• [PROBLEM STATEMENT]: Change every "trash-action-button" in the records to "delete-action-button" and give the lines again with nothing else altered. Leave the pictures out of the answer.

• [DATA FOR THE TASK]:

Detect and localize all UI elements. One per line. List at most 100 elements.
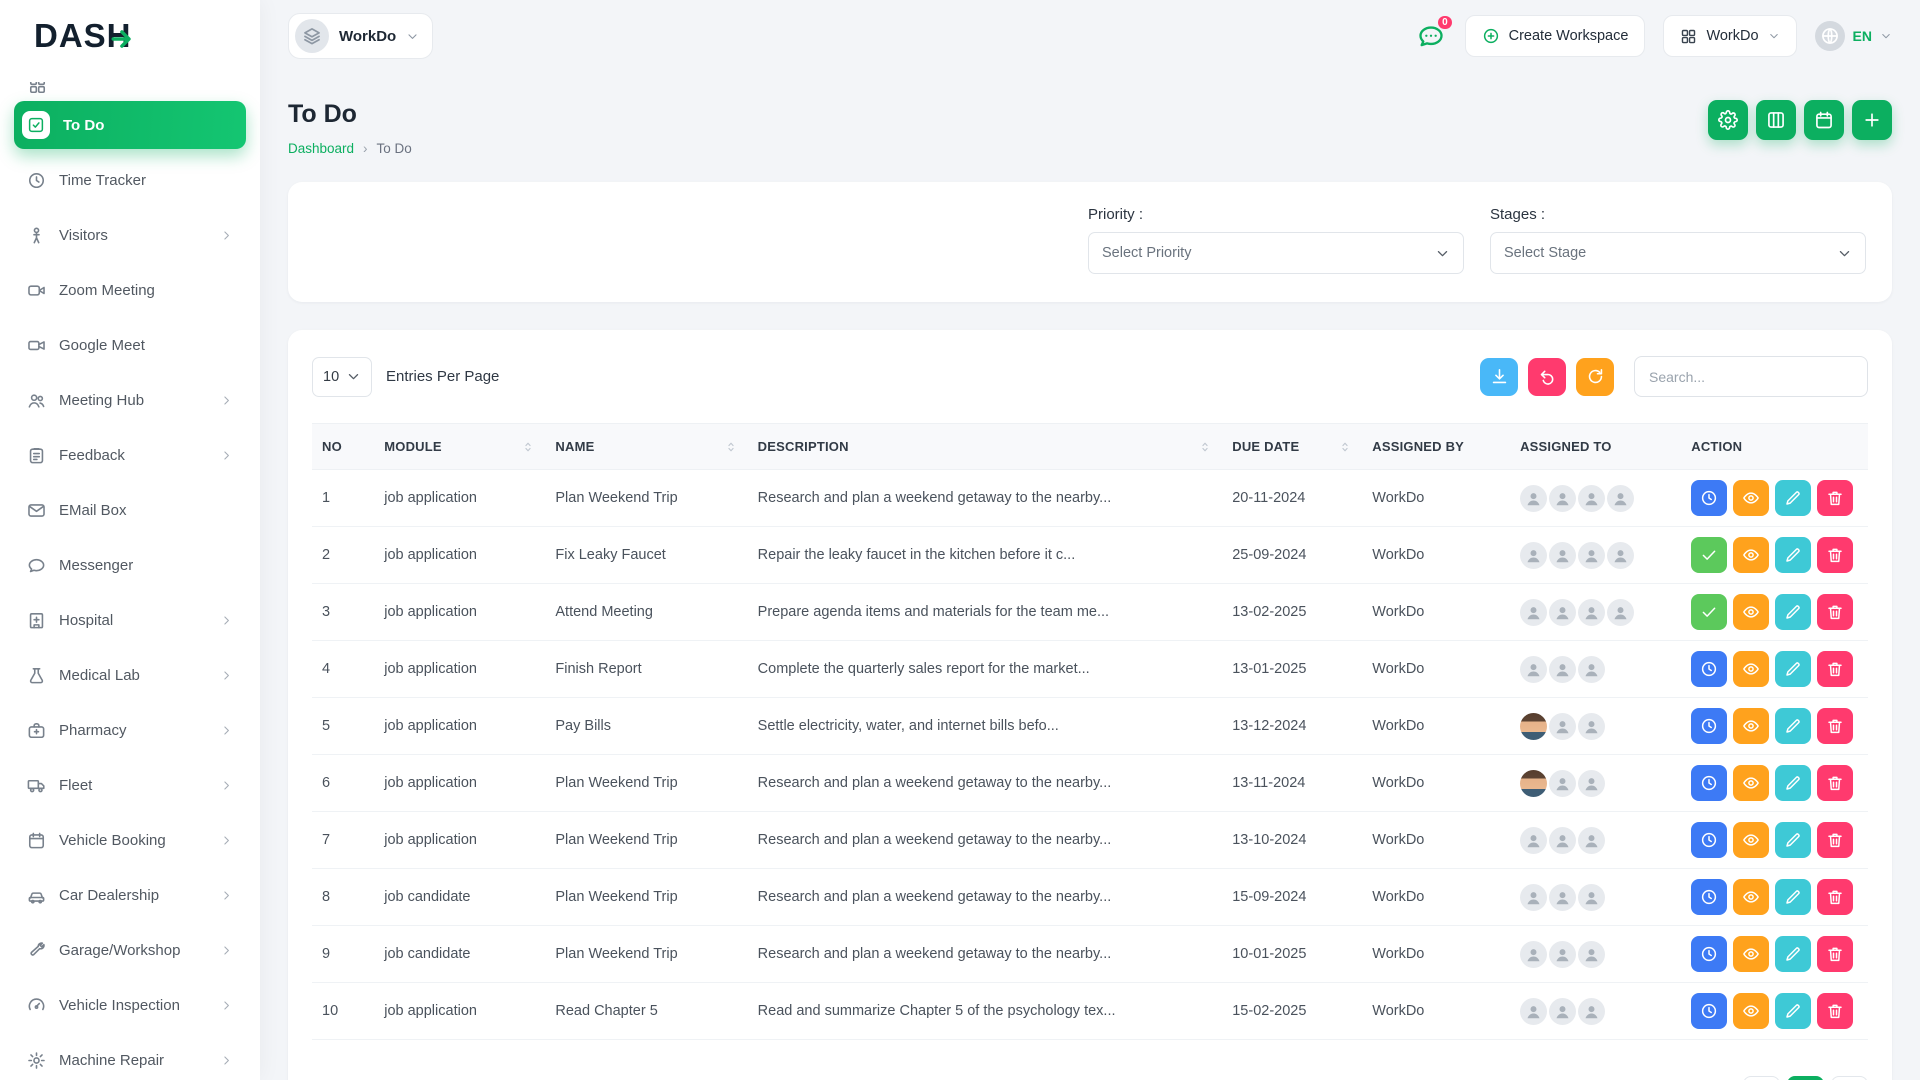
pencil-action-button[interactable] bbox=[1775, 822, 1811, 858]
assignee-avatar[interactable] bbox=[1520, 884, 1547, 911]
assignee-avatar[interactable] bbox=[1607, 599, 1634, 626]
stage-select[interactable]: Select Stage bbox=[1490, 232, 1866, 274]
clock-action-button[interactable] bbox=[1691, 765, 1727, 801]
sidebar-item-partial[interactable] bbox=[28, 82, 48, 93]
assignee-avatar[interactable] bbox=[1549, 941, 1576, 968]
assignee-avatar[interactable] bbox=[1578, 656, 1605, 683]
assignee-avatar[interactable] bbox=[1520, 485, 1547, 512]
trash-action-button[interactable] bbox=[1817, 594, 1853, 630]
sidebar-item-garage-workshop[interactable]: Garage/Workshop bbox=[14, 926, 246, 974]
assignee-avatar[interactable] bbox=[1549, 656, 1576, 683]
refresh-button[interactable] bbox=[1576, 358, 1614, 396]
eye-action-button[interactable] bbox=[1733, 651, 1769, 687]
export-button[interactable] bbox=[1480, 358, 1518, 396]
trash-action-button[interactable] bbox=[1817, 936, 1853, 972]
priority-select[interactable]: Select Priority bbox=[1088, 232, 1464, 274]
eye-action-button[interactable] bbox=[1733, 537, 1769, 573]
pencil-action-button[interactable] bbox=[1775, 993, 1811, 1029]
assignee-avatar[interactable] bbox=[1607, 542, 1634, 569]
sidebar-item-zoom-meeting[interactable]: Zoom Meeting bbox=[14, 266, 246, 314]
settings-button[interactable] bbox=[1708, 100, 1748, 140]
pencil-action-button[interactable] bbox=[1775, 879, 1811, 915]
eye-action-button[interactable] bbox=[1733, 594, 1769, 630]
eye-action-button[interactable] bbox=[1733, 993, 1769, 1029]
trash-action-button[interactable] bbox=[1817, 708, 1853, 744]
app-logo[interactable]: DASH bbox=[0, 0, 260, 72]
workspace-switcher[interactable]: WorkDo bbox=[288, 13, 433, 59]
assignee-avatar[interactable] bbox=[1520, 599, 1547, 626]
clock-action-button[interactable] bbox=[1691, 936, 1727, 972]
assignee-avatar[interactable] bbox=[1549, 884, 1576, 911]
assignee-avatar[interactable] bbox=[1520, 998, 1547, 1025]
pagination-next[interactable]: › bbox=[1831, 1076, 1868, 1080]
assignee-avatar[interactable] bbox=[1578, 485, 1605, 512]
sidebar-item-pharmacy[interactable]: Pharmacy bbox=[14, 706, 246, 754]
sidebar-item-meeting-hub[interactable]: Meeting Hub bbox=[14, 376, 246, 424]
create-workspace-button[interactable]: Create Workspace bbox=[1465, 15, 1646, 57]
sidebar-item-medical-lab[interactable]: Medical Lab bbox=[14, 651, 246, 699]
pencil-action-button[interactable] bbox=[1775, 708, 1811, 744]
assignee-avatar[interactable] bbox=[1578, 941, 1605, 968]
search-input[interactable] bbox=[1634, 356, 1868, 397]
clock-action-button[interactable] bbox=[1691, 993, 1727, 1029]
trash-action-button[interactable] bbox=[1817, 993, 1853, 1029]
assignee-avatar[interactable] bbox=[1578, 542, 1605, 569]
assignee-avatar[interactable] bbox=[1520, 656, 1547, 683]
assignee-avatar[interactable] bbox=[1549, 998, 1576, 1025]
language-selector[interactable]: EN bbox=[1815, 21, 1892, 51]
sidebar-item-messenger[interactable]: Messenger bbox=[14, 541, 246, 589]
sidebar-item-feedback[interactable]: Feedback bbox=[14, 431, 246, 479]
eye-action-button[interactable] bbox=[1733, 708, 1769, 744]
clock-action-button[interactable] bbox=[1691, 879, 1727, 915]
sidebar-item-fleet[interactable]: Fleet bbox=[14, 761, 246, 809]
sidebar-item-visitors[interactable]: Visitors bbox=[14, 211, 246, 259]
assignee-photo-avatar[interactable] bbox=[1520, 770, 1547, 797]
eye-action-button[interactable] bbox=[1733, 765, 1769, 801]
pagination-previous[interactable]: ‹ bbox=[1743, 1076, 1780, 1080]
assignee-avatar[interactable] bbox=[1578, 713, 1605, 740]
assignee-avatar[interactable] bbox=[1549, 770, 1576, 797]
clock-action-button[interactable] bbox=[1691, 651, 1727, 687]
assignee-avatar[interactable] bbox=[1549, 827, 1576, 854]
sidebar-item-time-tracker[interactable]: Time Tracker bbox=[14, 156, 246, 204]
trash-action-button[interactable] bbox=[1817, 480, 1853, 516]
pencil-action-button[interactable] bbox=[1775, 480, 1811, 516]
sidebar-item-vehicle-inspection[interactable]: Vehicle Inspection bbox=[14, 981, 246, 1029]
trash-action-button[interactable] bbox=[1817, 822, 1853, 858]
eye-action-button[interactable] bbox=[1733, 879, 1769, 915]
calendar-view-button[interactable] bbox=[1804, 100, 1844, 140]
sidebar-item-email-box[interactable]: EMail Box bbox=[14, 486, 246, 534]
add-todo-button[interactable] bbox=[1852, 100, 1892, 140]
reset-button[interactable] bbox=[1528, 358, 1566, 396]
check-action-button[interactable] bbox=[1691, 537, 1727, 573]
eye-action-button[interactable] bbox=[1733, 936, 1769, 972]
pagination-page-1[interactable]: 1 bbox=[1787, 1076, 1824, 1080]
column-header-due-date[interactable]: DUE DATE bbox=[1222, 424, 1362, 470]
assignee-avatar[interactable] bbox=[1578, 998, 1605, 1025]
column-header-description[interactable]: DESCRIPTION bbox=[748, 424, 1223, 470]
sidebar-item-to-do[interactable]: To Do bbox=[14, 101, 246, 149]
assignee-avatar[interactable] bbox=[1578, 884, 1605, 911]
breadcrumb-dashboard-link[interactable]: Dashboard bbox=[288, 141, 354, 156]
messages-button[interactable]: 0 bbox=[1415, 20, 1447, 52]
workspace-menu-button[interactable]: WorkDo bbox=[1663, 15, 1796, 57]
eye-action-button[interactable] bbox=[1733, 822, 1769, 858]
trash-action-button[interactable] bbox=[1817, 537, 1853, 573]
sidebar-item-machine-repair[interactable]: Machine Repair bbox=[14, 1036, 246, 1080]
columns-view-button[interactable] bbox=[1756, 100, 1796, 140]
clock-action-button[interactable] bbox=[1691, 822, 1727, 858]
pencil-action-button[interactable] bbox=[1775, 594, 1811, 630]
entries-per-page-select[interactable]: 10 bbox=[312, 357, 372, 397]
sidebar-item-google-meet[interactable]: Google Meet bbox=[14, 321, 246, 369]
assignee-avatar[interactable] bbox=[1607, 485, 1634, 512]
pencil-action-button[interactable] bbox=[1775, 765, 1811, 801]
trash-action-button[interactable] bbox=[1817, 879, 1853, 915]
pencil-action-button[interactable] bbox=[1775, 936, 1811, 972]
assignee-avatar[interactable] bbox=[1578, 827, 1605, 854]
assignee-avatar[interactable] bbox=[1578, 599, 1605, 626]
column-header-name[interactable]: NAME bbox=[545, 424, 747, 470]
sidebar-item-vehicle-booking[interactable]: Vehicle Booking bbox=[14, 816, 246, 864]
assignee-avatar[interactable] bbox=[1578, 770, 1605, 797]
pencil-action-button[interactable] bbox=[1775, 537, 1811, 573]
sidebar-item-car-dealership[interactable]: Car Dealership bbox=[14, 871, 246, 919]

• [FINAL RESULT]:
Detect and localize all UI elements. One per line. List at most 100 elements.
pencil-action-button[interactable] bbox=[1775, 822, 1811, 858]
assignee-avatar[interactable] bbox=[1520, 884, 1547, 911]
assignee-avatar[interactable] bbox=[1607, 599, 1634, 626]
stage-select[interactable]: Select Stage bbox=[1490, 232, 1866, 274]
clock-action-button[interactable] bbox=[1691, 765, 1727, 801]
sidebar-item-partial[interactable] bbox=[28, 82, 48, 93]
assignee-avatar[interactable] bbox=[1549, 941, 1576, 968]
assignee-avatar[interactable] bbox=[1578, 656, 1605, 683]
assignee-avatar[interactable] bbox=[1520, 485, 1547, 512]
delete-action-button[interactable] bbox=[1817, 594, 1853, 630]
sidebar-item-garage-workshop[interactable]: Garage/Workshop bbox=[14, 926, 246, 974]
assignee-avatar[interactable] bbox=[1549, 656, 1576, 683]
refresh-button[interactable] bbox=[1576, 358, 1614, 396]
eye-action-button[interactable] bbox=[1733, 651, 1769, 687]
export-button[interactable] bbox=[1480, 358, 1518, 396]
delete-action-button[interactable] bbox=[1817, 936, 1853, 972]
priority-select[interactable]: Select Priority bbox=[1088, 232, 1464, 274]
eye-action-button[interactable] bbox=[1733, 537, 1769, 573]
pencil-action-button[interactable] bbox=[1775, 993, 1811, 1029]
assignee-avatar[interactable] bbox=[1607, 542, 1634, 569]
sidebar-item-zoom-meeting[interactable]: Zoom Meeting bbox=[14, 266, 246, 314]
settings-button[interactable] bbox=[1708, 100, 1748, 140]
pencil-action-button[interactable] bbox=[1775, 879, 1811, 915]
eye-action-button[interactable] bbox=[1733, 594, 1769, 630]
eye-action-button[interactable] bbox=[1733, 993, 1769, 1029]
delete-action-button[interactable] bbox=[1817, 708, 1853, 744]
app-logo[interactable]: DASH bbox=[0, 0, 260, 72]
workspace-switcher[interactable]: WorkDo bbox=[288, 13, 433, 59]
assignee-avatar[interactable] bbox=[1520, 599, 1547, 626]
clock-action-button[interactable] bbox=[1691, 936, 1727, 972]
assignee-avatar[interactable] bbox=[1549, 884, 1576, 911]
assignee-avatar[interactable] bbox=[1520, 998, 1547, 1025]
pagination-next[interactable]: › bbox=[1831, 1076, 1868, 1080]
assignee-avatar[interactable] bbox=[1578, 485, 1605, 512]
sidebar-item-pharmacy[interactable]: Pharmacy bbox=[14, 706, 246, 754]
sidebar-item-meeting-hub[interactable]: Meeting Hub bbox=[14, 376, 246, 424]
create-workspace-button[interactable]: Create Workspace bbox=[1465, 15, 1646, 57]
sidebar-item-medical-lab[interactable]: Medical Lab bbox=[14, 651, 246, 699]
pencil-action-button[interactable] bbox=[1775, 708, 1811, 744]
assignee-avatar[interactable] bbox=[1578, 941, 1605, 968]
search-input[interactable] bbox=[1634, 356, 1868, 397]
clock-action-button[interactable] bbox=[1691, 993, 1727, 1029]
delete-action-button[interactable] bbox=[1817, 993, 1853, 1029]
assignee-avatar[interactable] bbox=[1578, 542, 1605, 569]
assignee-avatar[interactable] bbox=[1520, 656, 1547, 683]
assignee-avatar[interactable] bbox=[1549, 998, 1576, 1025]
language-selector[interactable]: EN bbox=[1815, 21, 1892, 51]
sidebar-item-messenger[interactable]: Messenger bbox=[14, 541, 246, 589]
sidebar-item-feedback[interactable]: Feedback bbox=[14, 431, 246, 479]
eye-action-button[interactable] bbox=[1733, 708, 1769, 744]
clock-action-button[interactable] bbox=[1691, 879, 1727, 915]
sidebar-item-fleet[interactable]: Fleet bbox=[14, 761, 246, 809]
sidebar-item-visitors[interactable]: Visitors bbox=[14, 211, 246, 259]
assignee-photo-avatar[interactable] bbox=[1520, 770, 1547, 797]
eye-action-button[interactable] bbox=[1733, 765, 1769, 801]
pagination-previous[interactable]: ‹ bbox=[1743, 1076, 1780, 1080]
assignee-avatar[interactable] bbox=[1578, 713, 1605, 740]
assignee-avatar[interactable] bbox=[1549, 770, 1576, 797]
clock-action-button[interactable] bbox=[1691, 651, 1727, 687]
assignee-avatar[interactable] bbox=[1549, 827, 1576, 854]
sidebar-item-time-tracker[interactable]: Time Tracker bbox=[14, 156, 246, 204]
delete-action-button[interactable] bbox=[1817, 480, 1853, 516]
pencil-action-button[interactable] bbox=[1775, 480, 1811, 516]
sidebar-item-vehicle-inspection[interactable]: Vehicle Inspection bbox=[14, 981, 246, 1029]
delete-action-button[interactable] bbox=[1817, 822, 1853, 858]
eye-action-button[interactable] bbox=[1733, 879, 1769, 915]
calendar-view-button[interactable] bbox=[1804, 100, 1844, 140]
sidebar-item-email-box[interactable]: EMail Box bbox=[14, 486, 246, 534]
add-todo-button[interactable] bbox=[1852, 100, 1892, 140]
reset-button[interactable] bbox=[1528, 358, 1566, 396]
check-action-button[interactable] bbox=[1691, 537, 1727, 573]
eye-action-button[interactable] bbox=[1733, 936, 1769, 972]
pagination-page-1[interactable]: 1 bbox=[1787, 1076, 1824, 1080]
column-header-due-date[interactable]: DUE DATE bbox=[1222, 424, 1362, 470]
assignee-avatar[interactable] bbox=[1578, 998, 1605, 1025]
column-header-description[interactable]: DESCRIPTION bbox=[748, 424, 1223, 470]
sidebar-item-to-do[interactable]: To Do bbox=[14, 101, 246, 149]
assignee-avatar[interactable] bbox=[1578, 884, 1605, 911]
breadcrumb-dashboard-link[interactable]: Dashboard bbox=[288, 141, 354, 156]
messages-button[interactable]: 0 bbox=[1415, 20, 1447, 52]
workspace-menu-button[interactable]: WorkDo bbox=[1663, 15, 1796, 57]
eye-action-button[interactable] bbox=[1733, 822, 1769, 858]
delete-action-button[interactable] bbox=[1817, 537, 1853, 573]
sidebar-item-machine-repair[interactable]: Machine Repair bbox=[14, 1036, 246, 1080]
columns-view-button[interactable] bbox=[1756, 100, 1796, 140]
clock-action-button[interactable] bbox=[1691, 822, 1727, 858]
pencil-action-button[interactable] bbox=[1775, 594, 1811, 630]
entries-per-page-select[interactable]: 10 bbox=[312, 357, 372, 397]
sidebar-item-google-meet[interactable]: Google Meet bbox=[14, 321, 246, 369]
assignee-avatar[interactable] bbox=[1607, 485, 1634, 512]
pencil-action-button[interactable] bbox=[1775, 765, 1811, 801]
delete-action-button[interactable] bbox=[1817, 879, 1853, 915]
pencil-action-button[interactable] bbox=[1775, 936, 1811, 972]
assignee-avatar[interactable] bbox=[1578, 827, 1605, 854]
assignee-avatar[interactable] bbox=[1578, 599, 1605, 626]
column-header-name[interactable]: NAME bbox=[545, 424, 747, 470]
sidebar-item-vehicle-booking[interactable]: Vehicle Booking bbox=[14, 816, 246, 864]
assignee-avatar[interactable] bbox=[1578, 770, 1605, 797]
pencil-action-button[interactable] bbox=[1775, 537, 1811, 573]
sidebar-item-car-dealership[interactable]: Car Dealership bbox=[14, 871, 246, 919]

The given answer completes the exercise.